» Given exercise:
Reproduce the entries below in full, word for word.

» Material:
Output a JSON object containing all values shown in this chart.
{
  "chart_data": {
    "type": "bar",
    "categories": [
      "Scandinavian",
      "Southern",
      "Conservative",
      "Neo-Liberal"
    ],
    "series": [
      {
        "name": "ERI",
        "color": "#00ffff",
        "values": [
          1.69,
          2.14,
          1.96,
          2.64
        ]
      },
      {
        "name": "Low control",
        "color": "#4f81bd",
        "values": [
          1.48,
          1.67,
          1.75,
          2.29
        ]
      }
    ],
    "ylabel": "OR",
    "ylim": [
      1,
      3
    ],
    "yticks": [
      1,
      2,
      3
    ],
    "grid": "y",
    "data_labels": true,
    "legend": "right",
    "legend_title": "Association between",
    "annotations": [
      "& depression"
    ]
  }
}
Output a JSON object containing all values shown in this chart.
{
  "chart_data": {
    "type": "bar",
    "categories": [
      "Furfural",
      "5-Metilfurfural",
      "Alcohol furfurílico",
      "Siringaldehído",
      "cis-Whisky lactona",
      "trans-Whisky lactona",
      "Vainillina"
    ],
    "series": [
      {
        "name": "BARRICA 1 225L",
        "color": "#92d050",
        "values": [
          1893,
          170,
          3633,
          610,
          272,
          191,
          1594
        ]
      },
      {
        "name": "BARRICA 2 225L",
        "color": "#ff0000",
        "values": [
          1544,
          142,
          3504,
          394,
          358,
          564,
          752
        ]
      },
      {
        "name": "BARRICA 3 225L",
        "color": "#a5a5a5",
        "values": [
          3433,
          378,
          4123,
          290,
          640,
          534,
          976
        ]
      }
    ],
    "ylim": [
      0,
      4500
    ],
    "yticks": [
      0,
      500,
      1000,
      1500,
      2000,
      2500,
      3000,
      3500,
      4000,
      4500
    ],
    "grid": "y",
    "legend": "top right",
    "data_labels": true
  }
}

» Exercise result:
Output a JSON object containing all values shown in this chart.
{
  "chart_data": {
    "type": "bar",
    "categories": [
      "Scandinavian",
      "Southern",
      "Conservative",
      "Neo-Liberal"
    ],
    "series": [
      {
        "name": "ERI",
        "color": "#00ffff",
        "values": [
          1.69,
          2.14,
          1.96,
          2.64
        ]
      },
      {
        "name": "Low control",
        "color": "#4f81bd",
        "values": [
          1.48,
          1.67,
          1.75,
          2.29
        ]
      }
    ],
    "ylabel": "OR",
    "ylim": [
      1,
      3
    ],
    "yticks": [
      1,
      2,
      3
    ],
    "grid": "y",
    "data_labels": true,
    "legend": "right",
    "legend_title": "Association between",
    "annotations": [
      "& depression"
    ]
  }
}
Output a JSON object containing all values shown in this chart.
{
  "chart_data": {
    "type": "bar",
    "categories": [
      "Furfural",
      "5-Metilfurfural",
      "Alcohol furfurílico",
      "Siringaldehído",
      "cis-Whisky lactona",
      "trans-Whisky lactona",
      "Vainillina"
    ],
    "series": [
      {
        "name": "BARRICA 1 225L",
        "color": "#92d050",
        "values": [
          1893,
          170,
          3633,
          610,
          272,
          191,
          1594
        ]
      },
      {
        "name": "BARRICA 2 225L",
        "color": "#ff0000",
        "values": [
          1544,
          142,
          3504,
          394,
          358,
          564,
          752
        ]
      },
      {
        "name": "BARRICA 3 225L",
        "color": "#a5a5a5",
        "values": [
          3433,
          378,
          4123,
          290,
          640,
          534,
          976
        ]
      }
    ],
    "ylim": [
      0,
      4500
    ],
    "yticks": [
      0,
      500,
      1000,
      1500,
      2000,
      2500,
      3000,
      3500,
      4000,
      4500
    ],
    "grid": "y",
    "legend": "top right",
    "data_labels": true
  }
}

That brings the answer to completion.